Problem statement: Check each line of the records below for the word "PEST" and copy those where it appears.

Records for processing:

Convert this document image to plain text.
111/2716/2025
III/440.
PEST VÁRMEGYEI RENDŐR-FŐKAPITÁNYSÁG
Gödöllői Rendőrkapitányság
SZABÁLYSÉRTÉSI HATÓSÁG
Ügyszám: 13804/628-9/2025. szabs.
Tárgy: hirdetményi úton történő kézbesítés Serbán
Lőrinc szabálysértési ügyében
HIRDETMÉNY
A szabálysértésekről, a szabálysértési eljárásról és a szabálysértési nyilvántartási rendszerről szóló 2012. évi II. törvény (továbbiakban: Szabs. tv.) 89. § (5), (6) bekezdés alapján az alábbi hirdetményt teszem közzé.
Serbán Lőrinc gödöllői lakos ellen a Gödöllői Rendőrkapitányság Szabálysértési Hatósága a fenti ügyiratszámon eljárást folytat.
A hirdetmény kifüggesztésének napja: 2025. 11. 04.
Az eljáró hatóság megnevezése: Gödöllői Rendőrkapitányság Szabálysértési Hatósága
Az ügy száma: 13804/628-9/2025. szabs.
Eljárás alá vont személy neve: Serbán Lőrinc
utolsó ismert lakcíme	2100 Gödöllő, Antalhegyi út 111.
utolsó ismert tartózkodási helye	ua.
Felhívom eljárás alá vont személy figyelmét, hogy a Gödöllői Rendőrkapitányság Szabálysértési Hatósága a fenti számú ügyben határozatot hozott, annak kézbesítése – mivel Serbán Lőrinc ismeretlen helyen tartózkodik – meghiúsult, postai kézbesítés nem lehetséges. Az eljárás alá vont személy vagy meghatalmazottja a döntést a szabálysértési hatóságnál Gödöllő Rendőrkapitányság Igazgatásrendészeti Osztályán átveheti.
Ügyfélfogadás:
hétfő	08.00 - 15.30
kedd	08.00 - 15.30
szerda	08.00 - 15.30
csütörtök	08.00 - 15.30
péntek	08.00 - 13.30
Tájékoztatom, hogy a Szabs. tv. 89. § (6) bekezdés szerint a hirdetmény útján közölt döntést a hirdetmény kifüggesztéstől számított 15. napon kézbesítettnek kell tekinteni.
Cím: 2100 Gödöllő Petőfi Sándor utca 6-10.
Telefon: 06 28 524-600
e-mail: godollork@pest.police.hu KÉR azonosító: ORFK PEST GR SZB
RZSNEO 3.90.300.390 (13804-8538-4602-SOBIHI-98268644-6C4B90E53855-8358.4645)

Response for this exercise:
PEST VÁRMEGYEI RENDŐR-FŐKAPITÁNYSÁG
e-mail: godollork@pest.police.hu KÉR azonosító: ORFK PEST GR SZB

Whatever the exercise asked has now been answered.